◆ WHAT YOU NEED TO DO ◆
Note how many lines contain "vekilince" and give that number, with nothing else.

Stored data entries:
----------------

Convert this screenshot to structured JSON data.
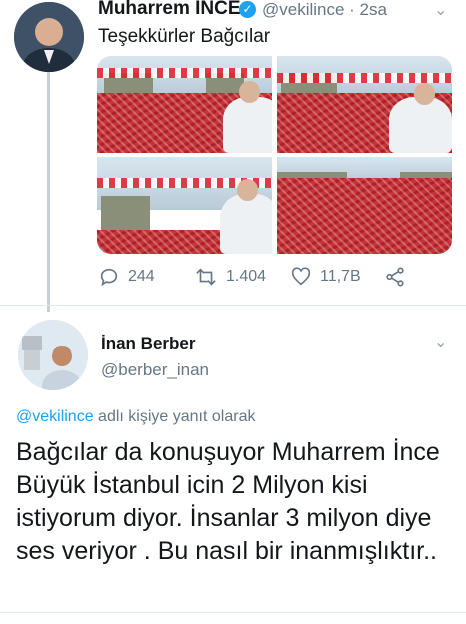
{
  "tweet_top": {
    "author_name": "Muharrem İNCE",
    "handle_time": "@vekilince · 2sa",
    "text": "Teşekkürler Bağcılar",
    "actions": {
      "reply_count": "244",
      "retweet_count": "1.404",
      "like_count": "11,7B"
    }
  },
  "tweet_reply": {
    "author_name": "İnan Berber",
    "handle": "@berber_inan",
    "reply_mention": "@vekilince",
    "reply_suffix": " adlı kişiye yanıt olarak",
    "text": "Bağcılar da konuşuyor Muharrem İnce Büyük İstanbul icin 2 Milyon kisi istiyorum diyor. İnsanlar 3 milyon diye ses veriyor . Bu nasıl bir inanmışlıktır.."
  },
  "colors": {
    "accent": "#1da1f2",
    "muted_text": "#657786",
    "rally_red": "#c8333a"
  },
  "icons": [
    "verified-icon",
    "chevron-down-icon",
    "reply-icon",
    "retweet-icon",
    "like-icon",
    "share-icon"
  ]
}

----------------

◆ IN RESPONSE ◆
2